▶ **EXTRACTED DATA**:

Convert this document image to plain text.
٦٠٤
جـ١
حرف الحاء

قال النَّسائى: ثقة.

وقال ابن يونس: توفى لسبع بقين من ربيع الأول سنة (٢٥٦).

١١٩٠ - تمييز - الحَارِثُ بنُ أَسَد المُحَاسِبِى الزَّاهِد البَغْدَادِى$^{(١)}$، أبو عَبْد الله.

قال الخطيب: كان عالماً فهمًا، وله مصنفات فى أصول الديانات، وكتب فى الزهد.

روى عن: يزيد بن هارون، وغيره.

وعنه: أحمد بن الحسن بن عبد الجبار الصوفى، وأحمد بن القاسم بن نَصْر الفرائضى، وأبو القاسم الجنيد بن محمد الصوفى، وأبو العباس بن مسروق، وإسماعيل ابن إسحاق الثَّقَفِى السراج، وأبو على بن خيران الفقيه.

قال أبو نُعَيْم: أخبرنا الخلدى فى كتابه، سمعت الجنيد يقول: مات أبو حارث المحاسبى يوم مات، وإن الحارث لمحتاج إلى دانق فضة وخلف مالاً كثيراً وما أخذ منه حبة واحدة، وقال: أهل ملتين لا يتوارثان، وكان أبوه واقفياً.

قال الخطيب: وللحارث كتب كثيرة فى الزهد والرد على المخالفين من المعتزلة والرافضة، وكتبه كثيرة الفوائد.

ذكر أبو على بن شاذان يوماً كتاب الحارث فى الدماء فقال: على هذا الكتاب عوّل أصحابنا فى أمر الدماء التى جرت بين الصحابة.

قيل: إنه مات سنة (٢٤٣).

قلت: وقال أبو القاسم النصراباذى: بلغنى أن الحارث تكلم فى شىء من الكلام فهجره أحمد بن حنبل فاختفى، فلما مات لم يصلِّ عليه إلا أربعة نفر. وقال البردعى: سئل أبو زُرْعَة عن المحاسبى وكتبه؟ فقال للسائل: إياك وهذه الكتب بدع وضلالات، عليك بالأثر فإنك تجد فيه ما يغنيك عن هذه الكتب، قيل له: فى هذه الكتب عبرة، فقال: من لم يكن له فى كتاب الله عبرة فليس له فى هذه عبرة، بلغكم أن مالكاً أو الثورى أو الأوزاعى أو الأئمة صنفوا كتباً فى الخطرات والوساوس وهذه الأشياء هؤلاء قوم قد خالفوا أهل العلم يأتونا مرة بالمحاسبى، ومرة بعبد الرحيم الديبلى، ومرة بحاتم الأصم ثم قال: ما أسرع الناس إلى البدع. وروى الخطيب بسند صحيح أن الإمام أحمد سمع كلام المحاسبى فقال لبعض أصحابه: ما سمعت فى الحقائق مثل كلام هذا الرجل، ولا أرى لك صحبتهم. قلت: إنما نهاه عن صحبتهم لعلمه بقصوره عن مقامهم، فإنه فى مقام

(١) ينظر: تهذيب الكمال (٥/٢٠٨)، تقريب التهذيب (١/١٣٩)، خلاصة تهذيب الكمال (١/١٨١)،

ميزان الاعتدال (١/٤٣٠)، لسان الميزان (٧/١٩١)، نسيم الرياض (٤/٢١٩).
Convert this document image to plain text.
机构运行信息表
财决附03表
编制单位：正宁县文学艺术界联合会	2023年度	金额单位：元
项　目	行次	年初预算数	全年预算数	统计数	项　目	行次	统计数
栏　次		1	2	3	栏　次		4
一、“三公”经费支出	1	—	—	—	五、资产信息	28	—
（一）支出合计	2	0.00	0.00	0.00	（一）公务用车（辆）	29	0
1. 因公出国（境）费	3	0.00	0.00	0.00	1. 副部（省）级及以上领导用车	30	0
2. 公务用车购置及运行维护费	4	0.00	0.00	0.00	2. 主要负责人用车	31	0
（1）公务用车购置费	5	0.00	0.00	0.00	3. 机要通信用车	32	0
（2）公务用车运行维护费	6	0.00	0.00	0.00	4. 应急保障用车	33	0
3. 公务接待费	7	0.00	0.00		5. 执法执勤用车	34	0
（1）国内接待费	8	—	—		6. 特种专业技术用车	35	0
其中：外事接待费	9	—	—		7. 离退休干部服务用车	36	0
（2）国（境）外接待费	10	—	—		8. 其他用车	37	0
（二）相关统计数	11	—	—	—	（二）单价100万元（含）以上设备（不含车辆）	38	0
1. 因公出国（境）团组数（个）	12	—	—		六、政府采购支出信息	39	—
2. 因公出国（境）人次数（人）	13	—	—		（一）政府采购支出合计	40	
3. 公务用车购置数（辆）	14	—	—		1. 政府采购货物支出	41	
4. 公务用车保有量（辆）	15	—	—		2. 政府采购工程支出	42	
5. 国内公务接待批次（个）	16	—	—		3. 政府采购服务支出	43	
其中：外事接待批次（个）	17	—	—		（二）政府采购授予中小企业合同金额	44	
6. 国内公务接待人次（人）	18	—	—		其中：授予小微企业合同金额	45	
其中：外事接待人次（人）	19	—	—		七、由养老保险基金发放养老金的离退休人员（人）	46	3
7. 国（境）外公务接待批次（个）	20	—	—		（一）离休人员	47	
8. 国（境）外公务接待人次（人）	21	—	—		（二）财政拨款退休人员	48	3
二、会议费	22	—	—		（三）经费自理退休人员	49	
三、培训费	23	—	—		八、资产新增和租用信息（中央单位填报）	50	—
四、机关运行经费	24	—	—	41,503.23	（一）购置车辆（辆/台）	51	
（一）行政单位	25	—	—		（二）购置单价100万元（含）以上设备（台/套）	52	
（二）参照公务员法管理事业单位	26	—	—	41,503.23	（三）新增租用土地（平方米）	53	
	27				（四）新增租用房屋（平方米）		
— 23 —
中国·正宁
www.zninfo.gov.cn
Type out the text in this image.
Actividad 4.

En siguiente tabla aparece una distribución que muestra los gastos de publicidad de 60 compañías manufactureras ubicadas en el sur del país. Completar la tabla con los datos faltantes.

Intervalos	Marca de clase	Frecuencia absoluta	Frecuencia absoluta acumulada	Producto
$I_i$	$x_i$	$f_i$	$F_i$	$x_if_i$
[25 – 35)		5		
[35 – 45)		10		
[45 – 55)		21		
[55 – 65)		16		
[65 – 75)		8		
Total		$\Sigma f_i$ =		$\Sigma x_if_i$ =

▶ **TASK STATEMENT**:
Copy out the whole listing exactly.

▶ **FINISHED TASK**:
Convert this document image to plain text.
٦٠٤
جـ١
حرف الحاء

قال النَّسائى: ثقة.

وقال ابن يونس: توفى لسبع بقين من ربيع الأول سنة (٢٥٦).

١١٩٠ - تمييز - الحَارِثُ بنُ أَسَد المُحَاسِبِى الزَّاهِد البَغْدَادِى$^{(١)}$، أبو عَبْد الله.

قال الخطيب: كان عالماً فهمًا، وله مصنفات فى أصول الديانات، وكتب فى الزهد.

روى عن: يزيد بن هارون، وغيره.

وعنه: أحمد بن الحسن بن عبد الجبار الصوفى، وأحمد بن القاسم بن نَصْر الفرائضى، وأبو القاسم الجنيد بن محمد الصوفى، وأبو العباس بن مسروق، وإسماعيل ابن إسحاق الثَّقَفِى السراج، وأبو على بن خيران الفقيه.

قال أبو نُعَيْم: أخبرنا الخلدى فى كتابه، سمعت الجنيد يقول: مات أبو حارث المحاسبى يوم مات، وإن الحارث لمحتاج إلى دانق فضة وخلف مالاً كثيراً وما أخذ منه حبة واحدة، وقال: أهل ملتين لا يتوارثان، وكان أبوه واقفياً.

قال الخطيب: وللحارث كتب كثيرة فى الزهد والرد على المخالفين من المعتزلة والرافضة، وكتبه كثيرة الفوائد.

ذكر أبو على بن شاذان يوماً كتاب الحارث فى الدماء فقال: على هذا الكتاب عوّل أصحابنا فى أمر الدماء التى جرت بين الصحابة.

قيل: إنه مات سنة (٢٤٣).

قلت: وقال أبو القاسم النصراباذى: بلغنى أن الحارث تكلم فى شىء من الكلام فهجره أحمد بن حنبل فاختفى، فلما مات لم يصلِّ عليه إلا أربعة نفر. وقال البردعى: سئل أبو زُرْعَة عن المحاسبى وكتبه؟ فقال للسائل: إياك وهذه الكتب بدع وضلالات، عليك بالأثر فإنك تجد فيه ما يغنيك عن هذه الكتب، قيل له: فى هذه الكتب عبرة، فقال: من لم يكن له فى كتاب الله عبرة فليس له فى هذه عبرة، بلغكم أن مالكاً أو الثورى أو الأوزاعى أو الأئمة صنفوا كتباً فى الخطرات والوساوس وهذه الأشياء هؤلاء قوم قد خالفوا أهل العلم يأتونا مرة بالمحاسبى، ومرة بعبد الرحيم الديبلى، ومرة بحاتم الأصم ثم قال: ما أسرع الناس إلى البدع. وروى الخطيب بسند صحيح أن الإمام أحمد سمع كلام المحاسبى فقال لبعض أصحابه: ما سمعت فى الحقائق مثل كلام هذا الرجل، ولا أرى لك صحبتهم. قلت: إنما نهاه عن صحبتهم لعلمه بقصوره عن مقامهم، فإنه فى مقام

(١) ينظر: تهذيب الكمال (٥/٢٠٨)، تقريب التهذيب (١/١٣٩)، خلاصة تهذيب الكمال (١/١٨١)،

ميزان الاعتدال (١/٤٣٠)، لسان الميزان (٧/١٩١)، نسيم الرياض (٤/٢١٩).
Convert this document image to plain text.
机构运行信息表
财决附03表
编制单位：正宁县文学艺术界联合会	2023年度	金额单位：元
项　目	行次	年初预算数	全年预算数	统计数	项　目	行次	统计数
栏　次		1	2	3	栏　次		4
一、“三公”经费支出	1	—	—	—	五、资产信息	28	—
（一）支出合计	2	0.00	0.00	0.00	（一）公务用车（辆）	29	0
1. 因公出国（境）费	3	0.00	0.00	0.00	1. 副部（省）级及以上领导用车	30	0
2. 公务用车购置及运行维护费	4	0.00	0.00	0.00	2. 主要负责人用车	31	0
（1）公务用车购置费	5	0.00	0.00	0.00	3. 机要通信用车	32	0
（2）公务用车运行维护费	6	0.00	0.00	0.00	4. 应急保障用车	33	0
3. 公务接待费	7	0.00	0.00		5. 执法执勤用车	34	0
（1）国内接待费	8	—	—		6. 特种专业技术用车	35	0
其中：外事接待费	9	—	—		7. 离退休干部服务用车	36	0
（2）国（境）外接待费	10	—	—		8. 其他用车	37	0
（二）相关统计数	11	—	—	—	（二）单价100万元（含）以上设备（不含车辆）	38	0
1. 因公出国（境）团组数（个）	12	—	—		六、政府采购支出信息	39	—
2. 因公出国（境）人次数（人）	13	—	—		（一）政府采购支出合计	40	
3. 公务用车购置数（辆）	14	—	—		1. 政府采购货物支出	41	
4. 公务用车保有量（辆）	15	—	—		2. 政府采购工程支出	42	
5. 国内公务接待批次（个）	16	—	—		3. 政府采购服务支出	43	
其中：外事接待批次（个）	17	—	—		（二）政府采购授予中小企业合同金额	44	
6. 国内公务接待人次（人）	18	—	—		其中：授予小微企业合同金额	45	
其中：外事接待人次（人）	19	—	—		七、由养老保险基金发放养老金的离退休人员（人）	46	3
7. 国（境）外公务接待批次（个）	20	—	—		（一）离休人员	47	
8. 国（境）外公务接待人次（人）	21	—	—		（二）财政拨款退休人员	48	3
二、会议费	22	—	—		（三）经费自理退休人员	49	
三、培训费	23	—	—		八、资产新增和租用信息（中央单位填报）	50	—
四、机关运行经费	24	—	—	41,503.23	（一）购置车辆（辆/台）	51	
（一）行政单位	25	—	—		（二）购置单价100万元（含）以上设备（台/套）	52	
（二）参照公务员法管理事业单位	26	—	—	41,503.23	（三）新增租用土地（平方米）	53	
	27				（四）新增租用房屋（平方米）		
— 23 —
中国·正宁
www.zninfo.gov.cn
Type out the text in this image.
Actividad 4.

En siguiente tabla aparece una distribución que muestra los gastos de publicidad de 60 compañías manufactureras ubicadas en el sur del país. Completar la tabla con los datos faltantes.

Intervalos	Marca de clase	Frecuencia absoluta	Frecuencia absoluta acumulada	Producto
$I_i$	$x_i$	$f_i$	$F_i$	$x_if_i$
[25 – 35)		5		
[35 – 45)		10		
[45 – 55)		21		
[55 – 65)		16		
[65 – 75)		8		
Total		$\Sigma f_i$ =		$\Sigma x_if_i$ =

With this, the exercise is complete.